*Short exercise*: Can you retype the records below word for word and leave out the pictures?

==== Excerpted records

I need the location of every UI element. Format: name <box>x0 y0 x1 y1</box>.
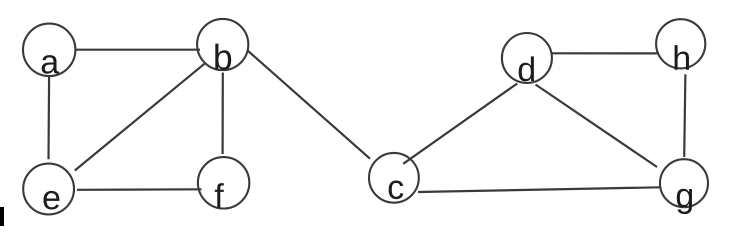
wire e-f <box>77 188 202 191</box>
black bar bottom-left <box>0 207 4 226</box>
node d <box>502 33 552 83</box>
node a <box>23 24 75 76</box>
wire b-f <box>222 73 224 155</box>
node h <box>656 19 705 70</box>
node b <box>197 19 248 70</box>
node c <box>369 153 419 203</box>
node e <box>23 164 74 215</box>
wire c-d <box>403 84 517 164</box>
wire c-g <box>418 187 660 192</box>
node g <box>660 159 708 214</box>
wire d-g <box>536 85 658 168</box>
wire b-c <box>247 50 370 159</box>
wire h-g <box>684 74 685 157</box>
wire b-e <box>75 63 205 170</box>
wire d-h <box>552 52 660 54</box>
wire a-e <box>47 76 50 160</box>
node f <box>198 157 249 208</box>
wire a-b <box>75 49 200 51</box>
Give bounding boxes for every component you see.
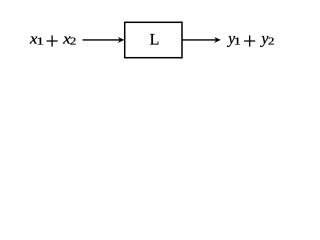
input arrow wire [83,39,121,41]
output label y1+y2 [226,31,274,48]
output arrow wire [182,39,216,41]
svg-text:2: 2 [70,37,76,48]
svg-text:1: 1 [37,37,44,48]
output arrowhead [214,37,221,43]
svg-text:L: L [150,32,160,49]
svg-text:2: 2 [268,37,274,48]
block L box [125,22,182,57]
input label x1+x2 [29,32,77,48]
input arrowhead [118,37,125,43]
svg-text:1: 1 [234,37,241,48]
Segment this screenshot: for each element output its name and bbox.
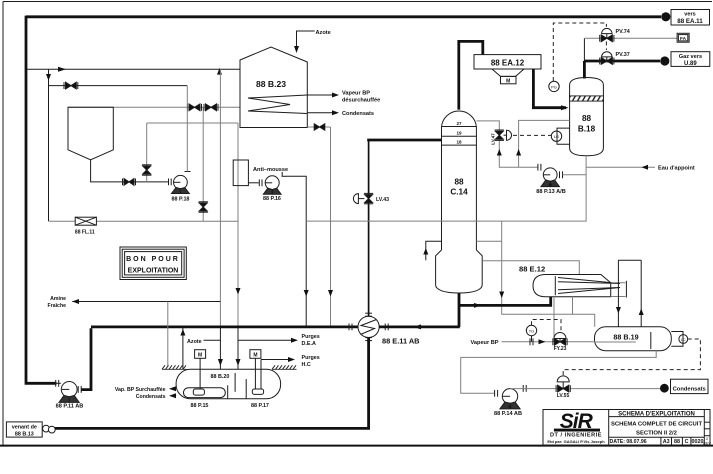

========

*Exercise solution*:
I need the location of every UI element. Format: name <box>x0 y0 x1 y1</box>.
wire e-f <box>77 188 202 191</box>
black bar bottom-left <box>0 207 4 226</box>
node d <box>502 33 552 83</box>
node a <box>23 24 75 76</box>
wire b-f <box>222 73 224 155</box>
node h <box>656 19 705 70</box>
node b <box>197 19 248 70</box>
node c <box>369 153 419 203</box>
node e <box>23 164 74 215</box>
wire c-d <box>403 84 517 164</box>
wire c-g <box>418 187 660 192</box>
node g <box>660 159 708 214</box>
wire d-g <box>536 85 658 168</box>
wire b-c <box>247 50 370 159</box>
wire h-g <box>684 74 685 157</box>
wire b-e <box>75 63 205 170</box>
wire d-h <box>552 52 660 54</box>
wire a-e <box>47 76 50 160</box>
node f <box>198 157 249 208</box>
wire a-b <box>75 49 200 51</box>
Give bounding boxes for every component you see.
input arrow wire [83,39,121,41]
output label y1+y2 [226,31,274,48]
output arrow wire [182,39,216,41]
svg-text:2: 2 [70,37,76,48]
svg-text:1: 1 [37,37,44,48]
output arrowhead [214,37,221,43]
svg-text:L: L [150,32,160,49]
svg-text:2: 2 [268,37,274,48]
block L box [125,22,182,57]
input label x1+x2 [29,32,77,48]
input arrowhead [118,37,125,43]
svg-text:1: 1 [234,37,241,48]
Segment this screenshot: for each element output its name and bbox.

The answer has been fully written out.